§ SHORT EXERCISE
Each record below should be output verbatim, without pictures.

§ RECORD EXCERPTS

* begin *

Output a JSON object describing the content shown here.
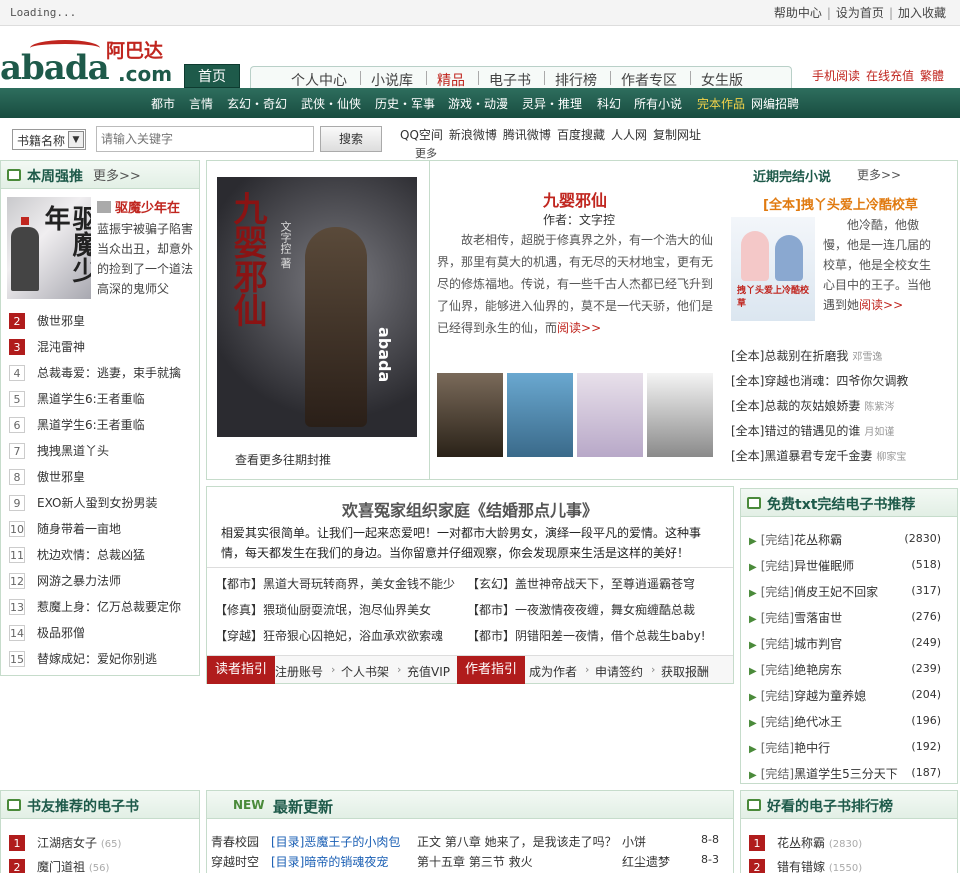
{
  "topbar": {
    "loading": "Loading...",
    "links": [
      "帮助中心",
      "设为首页",
      "加入收藏"
    ]
  },
  "logo": {
    "brand_cn": "阿巴达",
    "brand_en_1": "abada",
    "brand_en_2": ".com"
  },
  "nav": {
    "home": "首页",
    "tabs": [
      "个人中心",
      "小说库",
      "精品",
      "电子书",
      "排行榜",
      "作者专区",
      "女生版"
    ],
    "right_links": [
      "手机阅读",
      "在线充值",
      "繁體"
    ]
  },
  "categories": [
    "都市",
    "言情",
    "玄幻・奇幻",
    "武侠・仙侠",
    "历史・军事",
    "游戏・动漫",
    "灵异・推理",
    "科幻",
    "所有小说",
    "完本作品",
    "网编招聘"
  ],
  "search": {
    "select_value": "书籍名称",
    "placeholder": "请输入关键字",
    "button": "搜索",
    "share": [
      "QQ空间",
      "新浪微博",
      "腾讯微博",
      "百度搜藏",
      "人人网",
      "复制网址"
    ],
    "share_more": "更多"
  },
  "week": {
    "title": "本周强推",
    "more": "更多>>",
    "book_title": "驱魔少年在",
    "cover_title": "驱魔少年",
    "desc": "蓝振宇被骗子陷害当众出丑，却意外的捡到了一个道法高深的鬼师父",
    "list": [
      {
        "n": "2",
        "title": "傲世邪皇"
      },
      {
        "n": "3",
        "title": "混沌雷神"
      },
      {
        "n": "4",
        "title": "总裁毒爱：逃妻，束手就擒"
      },
      {
        "n": "5",
        "title": "黑道学生6:王者重临"
      },
      {
        "n": "6",
        "title": "黑道学生6:王者重临"
      },
      {
        "n": "7",
        "title": "拽拽黑道丫头"
      },
      {
        "n": "8",
        "title": "傲世邪皇"
      },
      {
        "n": "9",
        "title": "EXO新人蛩到女扮男装"
      },
      {
        "n": "10",
        "title": "随身带着一亩地"
      },
      {
        "n": "11",
        "title": "枕边欢情：总裁凶猛"
      },
      {
        "n": "12",
        "title": "网游之暴力法师"
      },
      {
        "n": "13",
        "title": "惹魔上身：亿万总裁要定你"
      },
      {
        "n": "14",
        "title": "极品邪僧"
      },
      {
        "n": "15",
        "title": "替嫁成妃：爱妃你别逃"
      }
    ]
  },
  "feature": {
    "cover_title": "九婴邪仙",
    "cover_author": "文字控 著",
    "cover_brand": "abada",
    "more_covers": "查看更多往期封推",
    "title": "九婴邪仙",
    "author": "作者：文字控",
    "desc": "故老相传，超脱于修真界之外，有一个浩大的仙界，那里有莫大的机遇，有无尽的天材地宝，更有无尽的修炼福地。传说，有一些千古人杰都已经飞升到了仙界，能够进入仙界的，莫不是一代天骄，他们是已经得到永生的仙，而",
    "read": "阅读>>"
  },
  "recent": {
    "head": "近期完结小说",
    "more": "更多>>",
    "title": "[全本]拽丫头爱上冷酷校草",
    "cover_title": "拽丫头爱上冷酷校草",
    "desc": "他冷酷，他傲慢，他是一连几届的校草，他是全校女生心目中的王子。当他遇到她",
    "read": "阅读>>",
    "list": [
      {
        "title": "[全本]总裁别在折磨我",
        "author": "邓雪逸"
      },
      {
        "title": "[全本]穿越也消魂：四爷你欠调教",
        "author": ""
      },
      {
        "title": "[全本]总裁的灰姑娘娇妻",
        "author": "陈紫涔"
      },
      {
        "title": "[全本]错过的错遇见的谁",
        "author": "月如谨"
      },
      {
        "title": "[全本]黑道暴君专宠千金妻",
        "author": "柳家宝"
      }
    ]
  },
  "welcome": {
    "title": "欢喜冤家组织家庭《结婚那点儿事》",
    "desc": "相爱其实很简单。让我们一起来恋爱吧！一对都市大龄男女，演绎一段平凡的爱情。这种事情，每天都发生在我们的身边。当你留意并仔细观察，你会发现原来生活是这样的美好！",
    "links": [
      "【都市】黑道大哥玩转商界，美女金钱不能少",
      "【玄幻】盖世神帝战天下，至尊逍遥霸苍穹",
      "【修真】猥琐仙厨耍流氓，泡尽仙界美女",
      "【都市】一夜激情夜夜缠，舞女痴缠酷总裁",
      "【穿越】狂帝狠心囚艳妃，浴血承欢欲索魂",
      "【都市】阴错阳差一夜情，借个总裁生baby!"
    ],
    "reader_guide": "读者指引",
    "reader_items": [
      "注册账号",
      "个人书架",
      "充值VIP"
    ],
    "author_guide": "作者指引",
    "author_items": [
      "成为作者",
      "申请签约",
      "获取报酬"
    ]
  },
  "free": {
    "title": "免费txt完结电子书推荐",
    "list": [
      {
        "tag": "[完结]",
        "title": "花丛称霸",
        "count": "(2830)"
      },
      {
        "tag": "[完结]",
        "title": "异世催眠师",
        "count": "(518)"
      },
      {
        "tag": "[完结]",
        "title": "俏皮王妃不回家",
        "count": "(317)"
      },
      {
        "tag": "[完结]",
        "title": "雪落宙世",
        "count": "(276)"
      },
      {
        "tag": "[完结]",
        "title": "城市判官",
        "count": "(249)"
      },
      {
        "tag": "[完结]",
        "title": "绝艳房东",
        "count": "(239)"
      },
      {
        "tag": "[完结]",
        "title": "穿越为童养媳",
        "count": "(204)"
      },
      {
        "tag": "[完结]",
        "title": "绝代冰王",
        "count": "(196)"
      },
      {
        "tag": "[完结]",
        "title": "艳中行",
        "count": "(192)"
      },
      {
        "tag": "[完结]",
        "title": "黑道学生5三分天下",
        "count": "(187)"
      }
    ]
  },
  "friend": {
    "title": "书友推荐的电子书",
    "list": [
      {
        "n": "1",
        "title": "江湖痞女子",
        "count": "(65)"
      },
      {
        "n": "2",
        "title": "魔门道祖",
        "count": "(56)"
      }
    ]
  },
  "latest": {
    "title_new": "NEW",
    "title": "最新更新",
    "rows": [
      {
        "cat": "青春校园",
        "book": "[目录]恶魔王子的小肉包",
        "chapter": "正文 第八章 她来了，是我该走了吗？",
        "author": "小饼",
        "date": "8-8"
      },
      {
        "cat": "穿越时空",
        "book": "[目录]暗帝的销魂夜宠",
        "chapter": "第十五章 第三节 救火",
        "author": "红尘遗梦",
        "date": "8-3"
      }
    ]
  },
  "rank": {
    "title": "好看的电子书排行榜",
    "list": [
      {
        "n": "1",
        "title": "花丛称霸",
        "count": "(2830)"
      },
      {
        "n": "2",
        "title": "错有错嫁",
        "count": "(1550)"
      }
    ]
  }
}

* end *

§ CORRECT RESULT
Output a JSON object describing the content shown here.
{
  "topbar": {
    "loading": "Loading...",
    "links": [
      "帮助中心",
      "设为首页",
      "加入收藏"
    ]
  },
  "logo": {
    "brand_cn": "阿巴达",
    "brand_en_1": "abada",
    "brand_en_2": ".com"
  },
  "nav": {
    "home": "首页",
    "tabs": [
      "个人中心",
      "小说库",
      "精品",
      "电子书",
      "排行榜",
      "作者专区",
      "女生版"
    ],
    "right_links": [
      "手机阅读",
      "在线充值",
      "繁體"
    ]
  },
  "categories": [
    "都市",
    "言情",
    "玄幻・奇幻",
    "武侠・仙侠",
    "历史・军事",
    "游戏・动漫",
    "灵异・推理",
    "科幻",
    "所有小说",
    "完本作品",
    "网编招聘"
  ],
  "search": {
    "select_value": "书籍名称",
    "placeholder": "请输入关键字",
    "button": "搜索",
    "share": [
      "QQ空间",
      "新浪微博",
      "腾讯微博",
      "百度搜藏",
      "人人网",
      "复制网址"
    ],
    "share_more": "更多"
  },
  "week": {
    "title": "本周强推",
    "more": "更多>>",
    "book_title": "驱魔少年在",
    "cover_title": "驱魔少年",
    "desc": "蓝振宇被骗子陷害当众出丑，却意外的捡到了一个道法高深的鬼师父",
    "list": [
      {
        "n": "2",
        "title": "傲世邪皇"
      },
      {
        "n": "3",
        "title": "混沌雷神"
      },
      {
        "n": "4",
        "title": "总裁毒爱：逃妻，束手就擒"
      },
      {
        "n": "5",
        "title": "黑道学生6:王者重临"
      },
      {
        "n": "6",
        "title": "黑道学生6:王者重临"
      },
      {
        "n": "7",
        "title": "拽拽黑道丫头"
      },
      {
        "n": "8",
        "title": "傲世邪皇"
      },
      {
        "n": "9",
        "title": "EXO新人蛩到女扮男装"
      },
      {
        "n": "10",
        "title": "随身带着一亩地"
      },
      {
        "n": "11",
        "title": "枕边欢情：总裁凶猛"
      },
      {
        "n": "12",
        "title": "网游之暴力法师"
      },
      {
        "n": "13",
        "title": "惹魔上身：亿万总裁要定你"
      },
      {
        "n": "14",
        "title": "极品邪僧"
      },
      {
        "n": "15",
        "title": "替嫁成妃：爱妃你别逃"
      }
    ]
  },
  "feature": {
    "cover_title": "九婴邪仙",
    "cover_author": "文字控 著",
    "cover_brand": "abada",
    "more_covers": "查看更多往期封推",
    "title": "九婴邪仙",
    "author": "作者：文字控",
    "desc": "故老相传，超脱于修真界之外，有一个浩大的仙界，那里有莫大的机遇，有无尽的天材地宝，更有无尽的修炼福地。传说，有一些千古人杰都已经飞升到了仙界，能够进入仙界的，莫不是一代天骄，他们是已经得到永生的仙，而",
    "read": "阅读>>"
  },
  "recent": {
    "head": "近期完结小说",
    "more": "更多>>",
    "title": "[全本]拽丫头爱上冷酷校草",
    "cover_title": "拽丫头爱上冷酷校草",
    "desc": "他冷酷，他傲慢，他是一连几届的校草，他是全校女生心目中的王子。当他遇到她",
    "read": "阅读>>",
    "list": [
      {
        "title": "[全本]总裁别在折磨我",
        "author": "邓雪逸"
      },
      {
        "title": "[全本]穿越也消魂：四爷你欠调教",
        "author": ""
      },
      {
        "title": "[全本]总裁的灰姑娘娇妻",
        "author": "陈紫涔"
      },
      {
        "title": "[全本]错过的错遇见的谁",
        "author": "月如谨"
      },
      {
        "title": "[全本]黑道暴君专宠千金妻",
        "author": "柳家宝"
      }
    ]
  },
  "welcome": {
    "title": "欢喜冤家组织家庭《结婚那点儿事》",
    "desc": "相爱其实很简单。让我们一起来恋爱吧！一对都市大龄男女，演绎一段平凡的爱情。这种事情，每天都发生在我们的身边。当你留意并仔细观察，你会发现原来生活是这样的美好！",
    "links": [
      "【都市】黑道大哥玩转商界，美女金钱不能少",
      "【玄幻】盖世神帝战天下，至尊逍遥霸苍穹",
      "【修真】猥琐仙厨耍流氓，泡尽仙界美女",
      "【都市】一夜激情夜夜缠，舞女痴缠酷总裁",
      "【穿越】狂帝狠心囚艳妃，浴血承欢欲索魂",
      "【都市】阴错阳差一夜情，借个总裁生baby!"
    ],
    "reader_guide": "读者指引",
    "reader_items": [
      "注册账号",
      "个人书架",
      "充值VIP"
    ],
    "author_guide": "作者指引",
    "author_items": [
      "成为作者",
      "申请签约",
      "获取报酬"
    ]
  },
  "free": {
    "title": "免费txt完结电子书推荐",
    "list": [
      {
        "tag": "[完结]",
        "title": "花丛称霸",
        "count": "(2830)"
      },
      {
        "tag": "[完结]",
        "title": "异世催眠师",
        "count": "(518)"
      },
      {
        "tag": "[完结]",
        "title": "俏皮王妃不回家",
        "count": "(317)"
      },
      {
        "tag": "[完结]",
        "title": "雪落宙世",
        "count": "(276)"
      },
      {
        "tag": "[完结]",
        "title": "城市判官",
        "count": "(249)"
      },
      {
        "tag": "[完结]",
        "title": "绝艳房东",
        "count": "(239)"
      },
      {
        "tag": "[完结]",
        "title": "穿越为童养媳",
        "count": "(204)"
      },
      {
        "tag": "[完结]",
        "title": "绝代冰王",
        "count": "(196)"
      },
      {
        "tag": "[完结]",
        "title": "艳中行",
        "count": "(192)"
      },
      {
        "tag": "[完结]",
        "title": "黑道学生5三分天下",
        "count": "(187)"
      }
    ]
  },
  "friend": {
    "title": "书友推荐的电子书",
    "list": [
      {
        "n": "1",
        "title": "江湖痞女子",
        "count": "(65)"
      },
      {
        "n": "2",
        "title": "魔门道祖",
        "count": "(56)"
      }
    ]
  },
  "latest": {
    "title_new": "NEW",
    "title": "最新更新",
    "rows": [
      {
        "cat": "青春校园",
        "book": "[目录]恶魔王子的小肉包",
        "chapter": "正文 第八章 她来了，是我该走了吗？",
        "author": "小饼",
        "date": "8-8"
      },
      {
        "cat": "穿越时空",
        "book": "[目录]暗帝的销魂夜宠",
        "chapter": "第十五章 第三节 救火",
        "author": "红尘遗梦",
        "date": "8-3"
      }
    ]
  },
  "rank": {
    "title": "好看的电子书排行榜",
    "list": [
      {
        "n": "1",
        "title": "花丛称霸",
        "count": "(2830)"
      },
      {
        "n": "2",
        "title": "错有错嫁",
        "count": "(1550)"
      }
    ]
  }
}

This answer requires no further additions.